— Rows —
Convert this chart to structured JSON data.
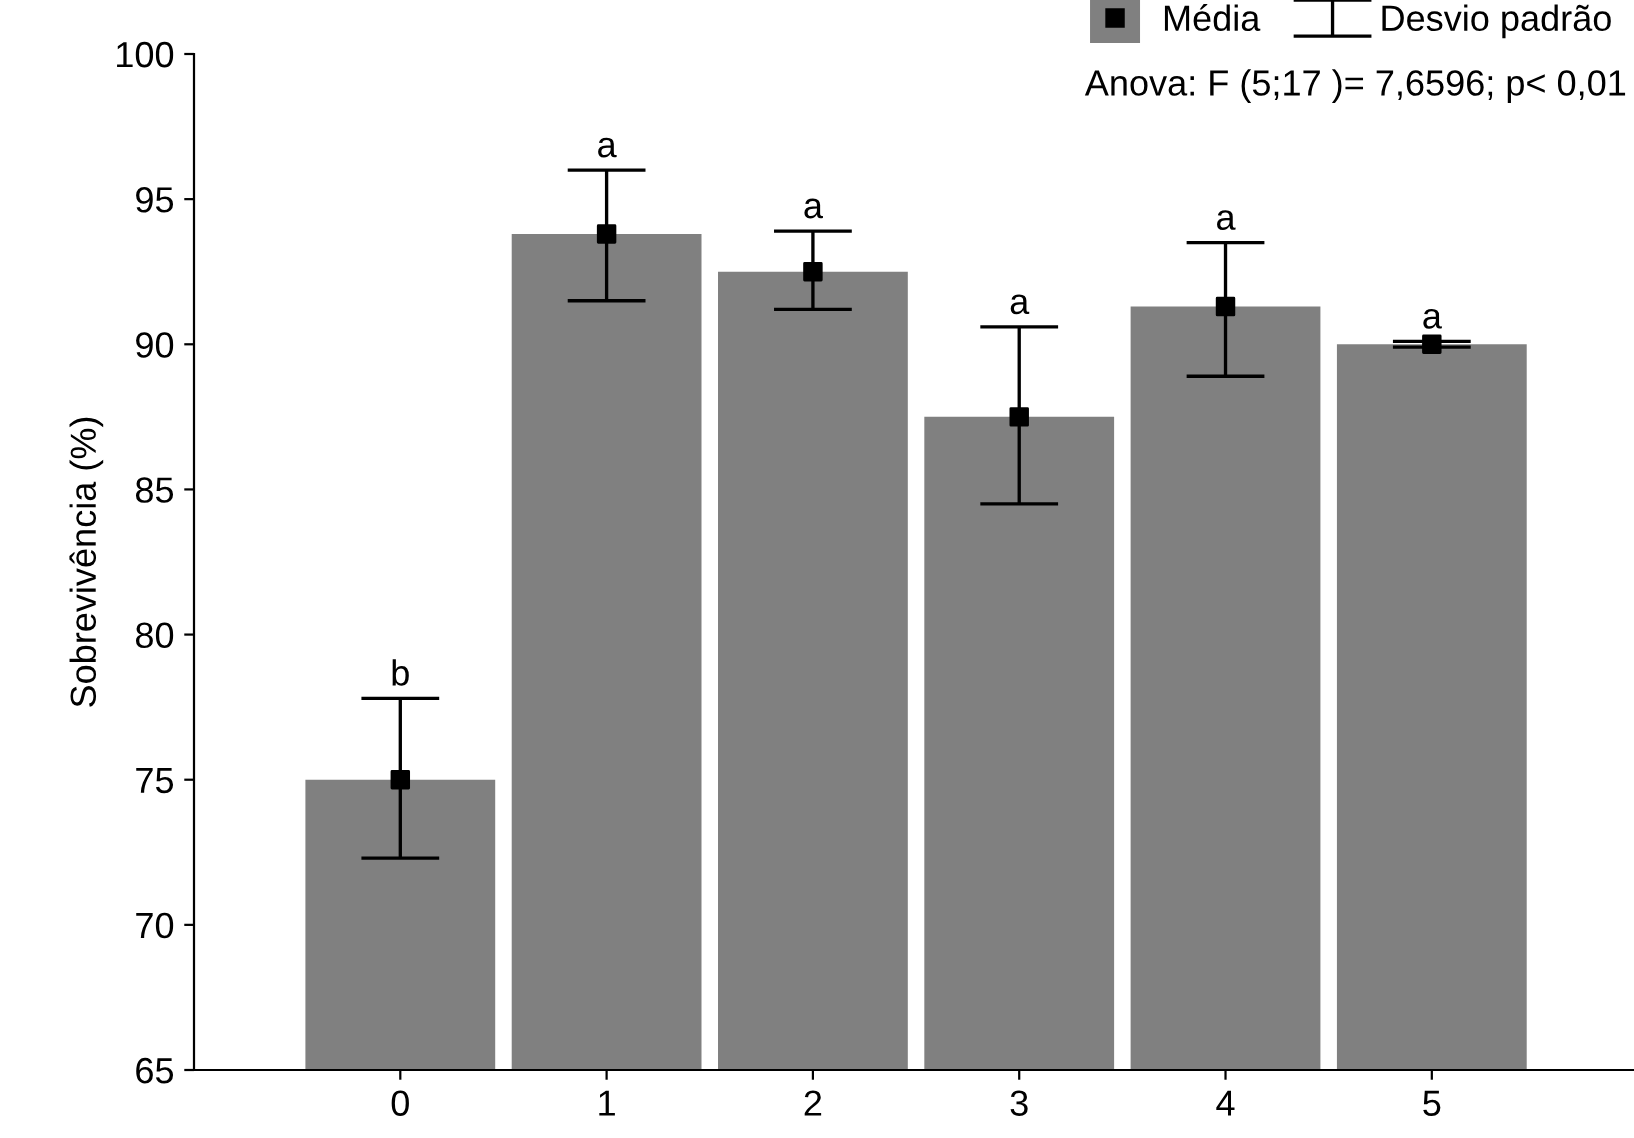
{
  "chart_data": {
    "type": "bar",
    "ylabel": "Sobrevivência (%)",
    "categories": [
      "0",
      "1",
      "2",
      "3",
      "4",
      "5"
    ],
    "ylim": [
      65,
      100
    ],
    "yticks": [
      65,
      70,
      75,
      80,
      85,
      90,
      95,
      100
    ],
    "grid": false,
    "legend": "top right",
    "series": [
      {
        "color": "#808080",
        "values": [
          75,
          93.8,
          92.5,
          87.5,
          91.3,
          90
        ],
        "errors": [
          [
            72.3,
            77.8
          ],
          [
            91.5,
            96.0
          ],
          [
            91.2,
            93.9
          ],
          [
            84.5,
            90.6
          ],
          [
            88.9,
            93.5
          ],
          [
            89.9,
            90.1
          ]
        ]
      },
      {
        "type": "scatter",
        "name": "Média",
        "color": "#000000",
        "marker": "square",
        "values": [
          75,
          93.8,
          92.5,
          87.5,
          91.3,
          90
        ]
      }
    ],
    "annotations": [
      "Desvio padrão",
      "Anova: F (5;17 )= 7,6596; p< 0,01",
      {
        "text": "b",
        "x": "0",
        "y": 77.8
      },
      {
        "text": "a",
        "x": "1",
        "y": 96.0
      },
      {
        "text": "a",
        "x": "2",
        "y": 93.9
      },
      {
        "text": "a",
        "x": "3",
        "y": 90.6
      },
      {
        "text": "a",
        "x": "4",
        "y": 93.5
      },
      {
        "text": "a",
        "x": "5",
        "y": 90.1
      }
    ]
  }
}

— Exercise requirements —
Reproduce the entries exactly. Do not carry over any picture.

— Complete answer —
Convert this chart to structured JSON data.
{
  "chart_data": {
    "type": "bar",
    "ylabel": "Sobrevivência (%)",
    "categories": [
      "0",
      "1",
      "2",
      "3",
      "4",
      "5"
    ],
    "ylim": [
      65,
      100
    ],
    "yticks": [
      65,
      70,
      75,
      80,
      85,
      90,
      95,
      100
    ],
    "grid": false,
    "legend": "top right",
    "series": [
      {
        "color": "#808080",
        "values": [
          75,
          93.8,
          92.5,
          87.5,
          91.3,
          90
        ],
        "errors": [
          [
            72.3,
            77.8
          ],
          [
            91.5,
            96.0
          ],
          [
            91.2,
            93.9
          ],
          [
            84.5,
            90.6
          ],
          [
            88.9,
            93.5
          ],
          [
            89.9,
            90.1
          ]
        ]
      },
      {
        "type": "scatter",
        "name": "Média",
        "color": "#000000",
        "marker": "square",
        "values": [
          75,
          93.8,
          92.5,
          87.5,
          91.3,
          90
        ]
      }
    ],
    "annotations": [
      "Desvio padrão",
      "Anova: F (5;17 )= 7,6596; p< 0,01",
      {
        "text": "b",
        "x": "0",
        "y": 77.8
      },
      {
        "text": "a",
        "x": "1",
        "y": 96.0
      },
      {
        "text": "a",
        "x": "2",
        "y": 93.9
      },
      {
        "text": "a",
        "x": "3",
        "y": 90.6
      },
      {
        "text": "a",
        "x": "4",
        "y": 93.5
      },
      {
        "text": "a",
        "x": "5",
        "y": 90.1
      }
    ]
  }
}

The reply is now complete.